→ What you are asked to do:
For each line of the data below that holds "score", copy the line.

— BEGIN —

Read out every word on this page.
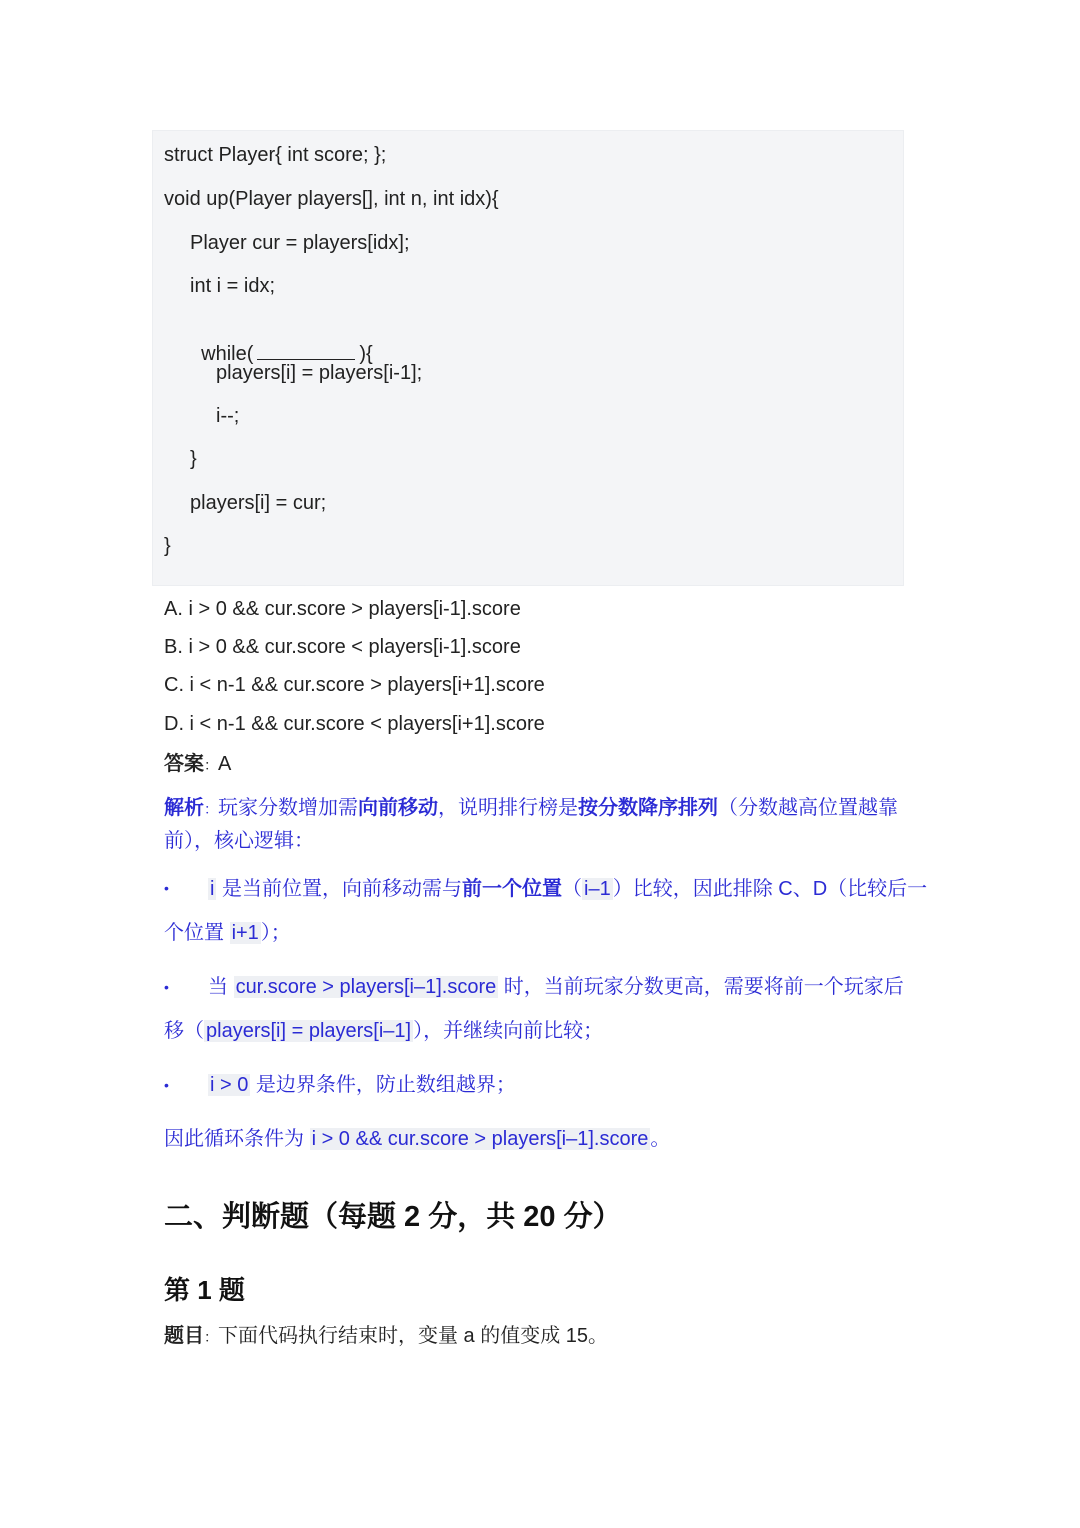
struct Player{ int score; };
void up(Player players[], int n, int idx){
Player cur = players[idx];
int i = idx;

while(	){

players[i] = players[i-1];
i--;
}
players[i] = cur;
}
A. i > 0 && cur.score > players[i-1].score
B. i > 0 && cur.score < players[i-1].score
C. i < n-1 && cur.score > players[i+1].score
D. i < n-1 && cur.score < players[i+1].score
答案：A
解析：玩家分数增加需向前移动，说明排行榜是按分数降序排列（分数越高位置越靠
前），核心逻辑：
• i 是当前位置，向前移动需与前一个位置（ i–1 ）比较，因此排除 C、D（比较后一
个位置 i+1 ）；
• 当 cur.score > players[i–1].score 时，当前玩家分数更高，需要将前一个玩家后
移（ players[i] = players[i–1] ），并继续向前比较；
• i > 0 是边界条件，防止数组越界；
因此循环条件为 i > 0 && cur.score > players[i–1].score 。
二、判断题（每题 2 分，共 20 分）
第 1 题
题目：下面代码执行结束时，变量 a 的值变成 15。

— END —

→ Result of the task:
struct Player{ int score; };
A. i > 0 && cur.score > players[i-1].score
B. i > 0 && cur.score < players[i-1].score
C. i < n-1 && cur.score > players[i+1].score
D. i < n-1 && cur.score < players[i+1].score
• 当 cur.score > players[i–1].score 时，当前玩家分数更高，需要将前一个玩家后
因此循环条件为 i > 0 && cur.score > players[i–1].score 。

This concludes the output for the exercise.